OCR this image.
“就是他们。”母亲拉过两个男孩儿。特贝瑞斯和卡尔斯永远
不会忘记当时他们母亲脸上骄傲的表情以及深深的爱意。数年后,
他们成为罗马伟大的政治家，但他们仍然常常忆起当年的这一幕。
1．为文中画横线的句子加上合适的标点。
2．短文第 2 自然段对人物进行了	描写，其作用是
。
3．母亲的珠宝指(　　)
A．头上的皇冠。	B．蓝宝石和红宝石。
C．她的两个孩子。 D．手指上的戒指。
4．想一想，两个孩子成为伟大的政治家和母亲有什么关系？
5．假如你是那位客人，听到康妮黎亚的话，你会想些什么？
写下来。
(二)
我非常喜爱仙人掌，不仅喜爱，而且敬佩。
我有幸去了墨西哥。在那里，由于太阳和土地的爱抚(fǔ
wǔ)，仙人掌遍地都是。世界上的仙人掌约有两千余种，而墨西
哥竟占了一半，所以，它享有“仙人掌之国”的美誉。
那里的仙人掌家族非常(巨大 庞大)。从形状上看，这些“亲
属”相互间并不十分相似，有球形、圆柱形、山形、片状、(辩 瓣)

────────

Return each line of the records above exactly as it reads.

OCR this image.
“就是他们。”母亲拉过两个男孩儿。特贝瑞斯和卡尔斯永远
不会忘记当时他们母亲脸上骄傲的表情以及深深的爱意。数年后,
他们成为罗马伟大的政治家，但他们仍然常常忆起当年的这一幕。
1．为文中画横线的句子加上合适的标点。
2．短文第 2 自然段对人物进行了	描写，其作用是
。
3．母亲的珠宝指(　　)
A．头上的皇冠。	B．蓝宝石和红宝石。
C．她的两个孩子。 D．手指上的戒指。
4．想一想，两个孩子成为伟大的政治家和母亲有什么关系？
5．假如你是那位客人，听到康妮黎亚的话，你会想些什么？
写下来。
(二)
我非常喜爱仙人掌，不仅喜爱，而且敬佩。
我有幸去了墨西哥。在那里，由于太阳和土地的爱抚(fǔ
wǔ)，仙人掌遍地都是。世界上的仙人掌约有两千余种，而墨西
哥竟占了一半，所以，它享有“仙人掌之国”的美誉。
那里的仙人掌家族非常(巨大 庞大)。从形状上看，这些“亲
属”相互间并不十分相似，有球形、圆柱形、山形、片状、(辩 瓣)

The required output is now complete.